#### Task to carry out
Write out each line of the listing as it stands, without the images.

-- begin --

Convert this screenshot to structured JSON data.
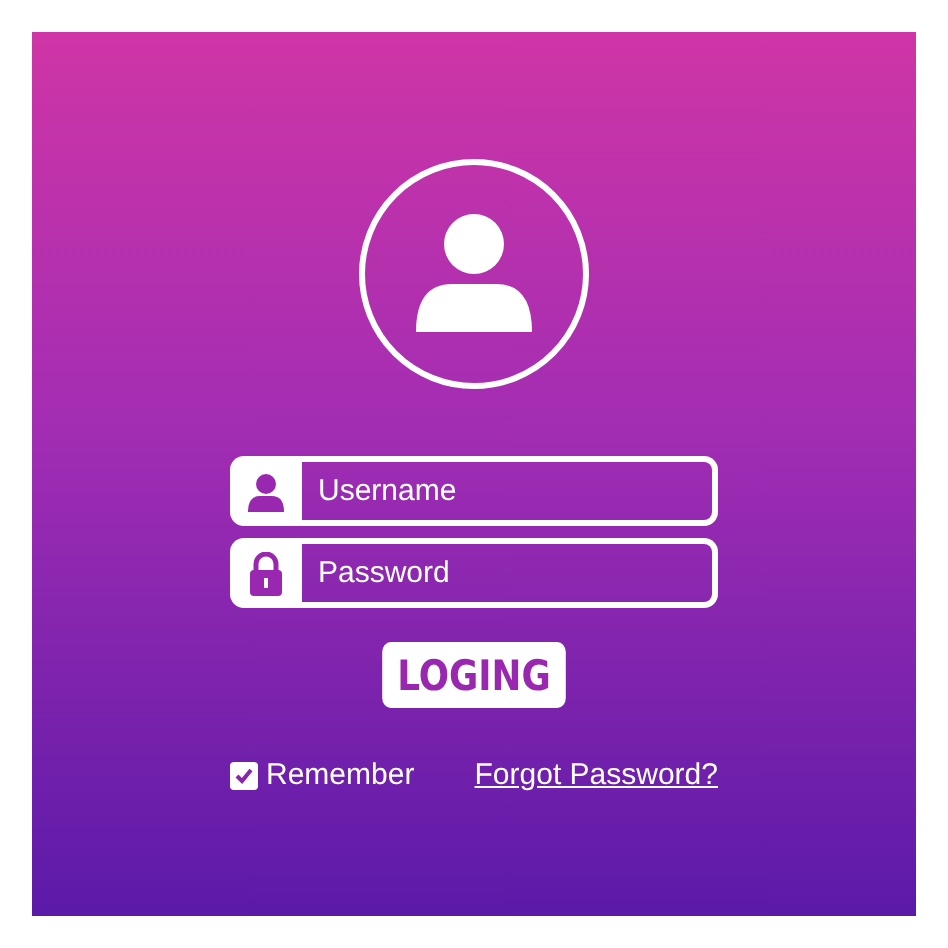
{
  "username": {
    "placeholder": "Username"
  },
  "password": {
    "placeholder": "Password"
  },
  "login_button": "LOGING",
  "remember": {
    "label": "Remember",
    "checked": true
  },
  "forgot_link": "Forgot Password?"
}
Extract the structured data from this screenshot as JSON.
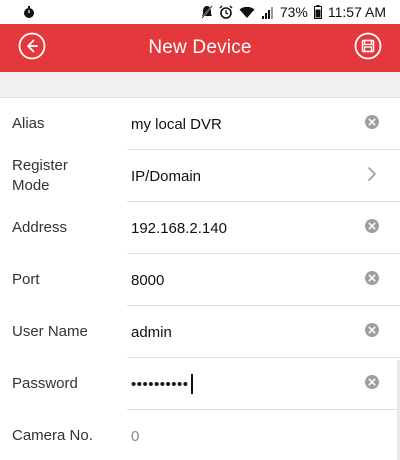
{
  "status_bar": {
    "battery_percent": "73%",
    "time": "11:57 AM"
  },
  "header": {
    "title": "New Device",
    "back_icon": "back-arrow-circle-icon",
    "save_icon": "save-disk-icon"
  },
  "form": {
    "alias": {
      "label": "Alias",
      "value": "my local DVR"
    },
    "register_mode": {
      "label": "Register\nMode",
      "value": "IP/Domain"
    },
    "address": {
      "label": "Address",
      "value": "192.168.2.140"
    },
    "port": {
      "label": "Port",
      "value": "8000"
    },
    "user_name": {
      "label": "User Name",
      "value": "admin"
    },
    "password": {
      "label": "Password",
      "value": "••••••••••"
    },
    "camera_no": {
      "label": "Camera No.",
      "value": "0"
    }
  },
  "colors": {
    "accent": "#e4393c",
    "section_gap": "#f0f0f0",
    "clear_icon": "#9e9e9e"
  }
}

-- end --

#### Written answer
Convert this screenshot to structured JSON data.
{
  "username": {
    "placeholder": "Username"
  },
  "password": {
    "placeholder": "Password"
  },
  "login_button": "LOGING",
  "remember": {
    "label": "Remember",
    "checked": true
  },
  "forgot_link": "Forgot Password?"
}
Extract the structured data from this screenshot as JSON.
{
  "status_bar": {
    "battery_percent": "73%",
    "time": "11:57 AM"
  },
  "header": {
    "title": "New Device",
    "back_icon": "back-arrow-circle-icon",
    "save_icon": "save-disk-icon"
  },
  "form": {
    "alias": {
      "label": "Alias",
      "value": "my local DVR"
    },
    "register_mode": {
      "label": "Register\nMode",
      "value": "IP/Domain"
    },
    "address": {
      "label": "Address",
      "value": "192.168.2.140"
    },
    "port": {
      "label": "Port",
      "value": "8000"
    },
    "user_name": {
      "label": "User Name",
      "value": "admin"
    },
    "password": {
      "label": "Password",
      "value": "••••••••••"
    },
    "camera_no": {
      "label": "Camera No.",
      "value": "0"
    }
  },
  "colors": {
    "accent": "#e4393c",
    "section_gap": "#f0f0f0",
    "clear_icon": "#9e9e9e"
  }
}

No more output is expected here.